[Collected data entries]
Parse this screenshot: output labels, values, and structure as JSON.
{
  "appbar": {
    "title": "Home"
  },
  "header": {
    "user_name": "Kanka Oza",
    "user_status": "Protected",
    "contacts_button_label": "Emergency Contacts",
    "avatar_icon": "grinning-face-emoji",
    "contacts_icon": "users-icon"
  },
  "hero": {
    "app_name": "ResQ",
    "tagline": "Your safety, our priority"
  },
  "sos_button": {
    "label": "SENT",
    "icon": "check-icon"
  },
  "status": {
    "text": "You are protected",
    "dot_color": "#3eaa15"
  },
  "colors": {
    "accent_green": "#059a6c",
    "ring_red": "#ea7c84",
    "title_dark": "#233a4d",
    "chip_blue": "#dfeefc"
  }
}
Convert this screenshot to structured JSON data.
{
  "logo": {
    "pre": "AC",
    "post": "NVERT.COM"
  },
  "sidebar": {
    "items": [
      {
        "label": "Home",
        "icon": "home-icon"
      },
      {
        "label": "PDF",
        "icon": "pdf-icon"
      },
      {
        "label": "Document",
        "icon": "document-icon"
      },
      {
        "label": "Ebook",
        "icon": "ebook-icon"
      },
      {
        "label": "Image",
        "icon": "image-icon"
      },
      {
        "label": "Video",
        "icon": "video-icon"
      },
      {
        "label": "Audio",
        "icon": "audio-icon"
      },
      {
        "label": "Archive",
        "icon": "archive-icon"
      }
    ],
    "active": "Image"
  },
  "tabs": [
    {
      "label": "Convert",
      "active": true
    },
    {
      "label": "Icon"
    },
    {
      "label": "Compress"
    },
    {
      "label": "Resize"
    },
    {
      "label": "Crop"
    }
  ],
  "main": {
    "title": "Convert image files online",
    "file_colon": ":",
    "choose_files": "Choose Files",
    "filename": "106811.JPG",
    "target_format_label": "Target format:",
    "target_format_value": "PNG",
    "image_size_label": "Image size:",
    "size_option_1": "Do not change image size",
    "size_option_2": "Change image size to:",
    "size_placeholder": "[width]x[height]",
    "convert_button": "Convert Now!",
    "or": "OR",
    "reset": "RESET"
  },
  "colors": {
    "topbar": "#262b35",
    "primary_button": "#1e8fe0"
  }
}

- [Aim] Look over the records above and copy each line that includes the string "screenshot".

- [The reply]
Parse this screenshot: output labels, values, and structure as JSON.
Convert this screenshot to structured JSON data.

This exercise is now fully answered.